■ Given problem ■
Report the number of lines that include "LENS", with no additional text.

[BEGIN Input material]

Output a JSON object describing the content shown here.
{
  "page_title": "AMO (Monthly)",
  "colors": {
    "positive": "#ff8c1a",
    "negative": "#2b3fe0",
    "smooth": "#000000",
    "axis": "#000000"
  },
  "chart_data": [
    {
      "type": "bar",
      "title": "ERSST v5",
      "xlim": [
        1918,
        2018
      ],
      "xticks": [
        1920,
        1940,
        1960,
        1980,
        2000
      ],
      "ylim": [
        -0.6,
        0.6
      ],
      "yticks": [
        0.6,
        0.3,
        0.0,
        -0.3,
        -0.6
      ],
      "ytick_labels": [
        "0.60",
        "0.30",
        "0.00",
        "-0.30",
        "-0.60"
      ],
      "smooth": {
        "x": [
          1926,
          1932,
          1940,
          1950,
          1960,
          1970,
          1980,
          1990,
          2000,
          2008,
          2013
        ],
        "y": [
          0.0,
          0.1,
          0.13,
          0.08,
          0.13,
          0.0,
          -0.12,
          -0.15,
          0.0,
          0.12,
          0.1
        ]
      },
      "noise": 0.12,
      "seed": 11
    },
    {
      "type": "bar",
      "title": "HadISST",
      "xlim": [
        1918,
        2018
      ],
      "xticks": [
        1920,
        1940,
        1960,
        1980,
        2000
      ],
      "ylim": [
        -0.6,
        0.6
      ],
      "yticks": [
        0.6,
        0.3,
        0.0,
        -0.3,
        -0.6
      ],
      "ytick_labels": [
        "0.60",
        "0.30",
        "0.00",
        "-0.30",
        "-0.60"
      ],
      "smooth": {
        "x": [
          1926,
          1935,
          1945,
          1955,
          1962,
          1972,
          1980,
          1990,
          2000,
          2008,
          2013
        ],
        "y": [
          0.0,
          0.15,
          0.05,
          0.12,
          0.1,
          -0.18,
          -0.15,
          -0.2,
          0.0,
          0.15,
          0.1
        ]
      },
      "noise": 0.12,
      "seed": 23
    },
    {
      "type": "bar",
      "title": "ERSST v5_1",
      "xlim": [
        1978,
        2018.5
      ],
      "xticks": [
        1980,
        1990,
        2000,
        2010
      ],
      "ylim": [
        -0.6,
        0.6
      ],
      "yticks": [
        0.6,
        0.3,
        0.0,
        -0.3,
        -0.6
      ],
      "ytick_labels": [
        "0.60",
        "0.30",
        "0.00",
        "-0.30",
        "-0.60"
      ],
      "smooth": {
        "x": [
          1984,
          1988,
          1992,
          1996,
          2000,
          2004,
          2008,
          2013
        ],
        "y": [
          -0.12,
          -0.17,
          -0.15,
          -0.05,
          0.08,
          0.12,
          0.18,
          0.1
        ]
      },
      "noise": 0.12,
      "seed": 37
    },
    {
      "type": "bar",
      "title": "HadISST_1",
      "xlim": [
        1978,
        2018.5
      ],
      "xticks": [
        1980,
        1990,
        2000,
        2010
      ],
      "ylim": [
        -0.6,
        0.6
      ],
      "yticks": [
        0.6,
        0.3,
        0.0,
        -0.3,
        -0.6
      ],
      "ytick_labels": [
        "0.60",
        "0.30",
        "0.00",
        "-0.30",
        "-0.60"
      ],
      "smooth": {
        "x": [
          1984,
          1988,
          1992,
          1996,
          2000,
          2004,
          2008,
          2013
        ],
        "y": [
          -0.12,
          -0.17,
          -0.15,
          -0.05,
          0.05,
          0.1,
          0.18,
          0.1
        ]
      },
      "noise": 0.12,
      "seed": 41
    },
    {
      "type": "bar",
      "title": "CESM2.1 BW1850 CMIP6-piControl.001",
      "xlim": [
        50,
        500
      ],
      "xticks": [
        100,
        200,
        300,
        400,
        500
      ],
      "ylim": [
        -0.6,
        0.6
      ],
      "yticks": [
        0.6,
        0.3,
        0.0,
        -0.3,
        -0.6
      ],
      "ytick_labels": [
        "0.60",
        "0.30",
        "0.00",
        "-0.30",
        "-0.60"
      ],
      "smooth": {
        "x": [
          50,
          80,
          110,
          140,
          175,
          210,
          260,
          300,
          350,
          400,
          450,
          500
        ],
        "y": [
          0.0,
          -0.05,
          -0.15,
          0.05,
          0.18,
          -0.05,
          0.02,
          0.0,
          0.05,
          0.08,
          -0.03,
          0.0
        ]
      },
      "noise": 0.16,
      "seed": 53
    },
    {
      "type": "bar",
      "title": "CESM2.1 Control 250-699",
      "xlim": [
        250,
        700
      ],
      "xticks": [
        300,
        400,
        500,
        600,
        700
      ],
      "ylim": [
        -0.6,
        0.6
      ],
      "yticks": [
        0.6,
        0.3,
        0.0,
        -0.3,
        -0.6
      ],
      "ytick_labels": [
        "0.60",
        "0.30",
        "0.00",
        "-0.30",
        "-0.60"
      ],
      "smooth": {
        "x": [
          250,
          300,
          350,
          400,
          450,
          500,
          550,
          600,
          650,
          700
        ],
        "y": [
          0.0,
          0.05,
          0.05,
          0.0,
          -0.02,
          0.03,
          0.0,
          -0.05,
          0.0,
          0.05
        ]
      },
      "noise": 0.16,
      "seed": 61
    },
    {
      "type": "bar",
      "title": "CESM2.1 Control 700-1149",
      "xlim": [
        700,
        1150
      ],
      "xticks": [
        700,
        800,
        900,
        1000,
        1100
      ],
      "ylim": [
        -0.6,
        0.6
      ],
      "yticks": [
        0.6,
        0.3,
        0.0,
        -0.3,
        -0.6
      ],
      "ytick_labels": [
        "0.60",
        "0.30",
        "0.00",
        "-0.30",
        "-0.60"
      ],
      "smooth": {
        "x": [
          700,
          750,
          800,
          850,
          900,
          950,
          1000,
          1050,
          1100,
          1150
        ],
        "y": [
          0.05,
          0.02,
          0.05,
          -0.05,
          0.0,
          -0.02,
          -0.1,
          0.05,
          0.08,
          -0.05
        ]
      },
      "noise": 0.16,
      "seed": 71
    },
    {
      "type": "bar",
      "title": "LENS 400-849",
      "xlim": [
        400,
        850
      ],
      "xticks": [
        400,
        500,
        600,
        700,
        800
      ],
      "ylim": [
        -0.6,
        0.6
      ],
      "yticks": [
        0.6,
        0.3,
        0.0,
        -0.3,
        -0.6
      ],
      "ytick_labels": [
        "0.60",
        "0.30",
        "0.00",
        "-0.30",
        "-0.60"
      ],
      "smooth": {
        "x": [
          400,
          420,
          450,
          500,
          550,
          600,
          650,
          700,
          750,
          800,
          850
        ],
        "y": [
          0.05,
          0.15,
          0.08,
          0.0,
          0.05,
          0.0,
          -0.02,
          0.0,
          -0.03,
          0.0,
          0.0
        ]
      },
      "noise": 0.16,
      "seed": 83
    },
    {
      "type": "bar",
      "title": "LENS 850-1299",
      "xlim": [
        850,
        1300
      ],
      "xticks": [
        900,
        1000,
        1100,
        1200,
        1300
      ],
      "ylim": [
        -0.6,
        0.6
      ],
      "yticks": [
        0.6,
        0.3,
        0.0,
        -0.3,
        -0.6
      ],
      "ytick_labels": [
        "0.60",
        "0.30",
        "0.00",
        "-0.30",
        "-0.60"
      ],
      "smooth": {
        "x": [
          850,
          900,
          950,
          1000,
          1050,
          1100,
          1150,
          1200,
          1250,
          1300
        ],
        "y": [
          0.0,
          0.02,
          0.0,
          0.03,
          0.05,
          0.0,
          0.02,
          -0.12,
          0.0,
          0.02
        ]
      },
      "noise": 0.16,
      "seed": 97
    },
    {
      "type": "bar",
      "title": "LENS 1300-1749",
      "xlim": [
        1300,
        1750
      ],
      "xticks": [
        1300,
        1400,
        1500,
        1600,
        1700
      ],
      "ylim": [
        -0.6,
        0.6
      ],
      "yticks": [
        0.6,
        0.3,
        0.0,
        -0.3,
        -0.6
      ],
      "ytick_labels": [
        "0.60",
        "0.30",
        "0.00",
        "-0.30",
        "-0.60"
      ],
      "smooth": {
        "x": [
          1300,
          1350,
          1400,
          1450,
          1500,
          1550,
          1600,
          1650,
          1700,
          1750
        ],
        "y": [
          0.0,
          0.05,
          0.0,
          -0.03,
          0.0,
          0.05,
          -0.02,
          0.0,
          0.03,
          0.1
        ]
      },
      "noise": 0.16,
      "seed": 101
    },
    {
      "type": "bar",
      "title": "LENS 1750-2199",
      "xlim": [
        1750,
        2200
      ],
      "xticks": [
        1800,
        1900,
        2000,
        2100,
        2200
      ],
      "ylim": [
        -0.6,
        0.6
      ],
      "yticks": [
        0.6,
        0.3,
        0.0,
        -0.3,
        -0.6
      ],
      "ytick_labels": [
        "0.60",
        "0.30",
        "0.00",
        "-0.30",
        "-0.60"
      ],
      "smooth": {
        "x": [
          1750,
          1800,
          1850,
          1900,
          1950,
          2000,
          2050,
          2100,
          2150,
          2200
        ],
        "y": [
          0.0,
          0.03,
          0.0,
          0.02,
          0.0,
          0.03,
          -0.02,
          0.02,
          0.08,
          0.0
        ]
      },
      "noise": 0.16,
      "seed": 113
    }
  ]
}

[END Input material]

■ Correct result ■
4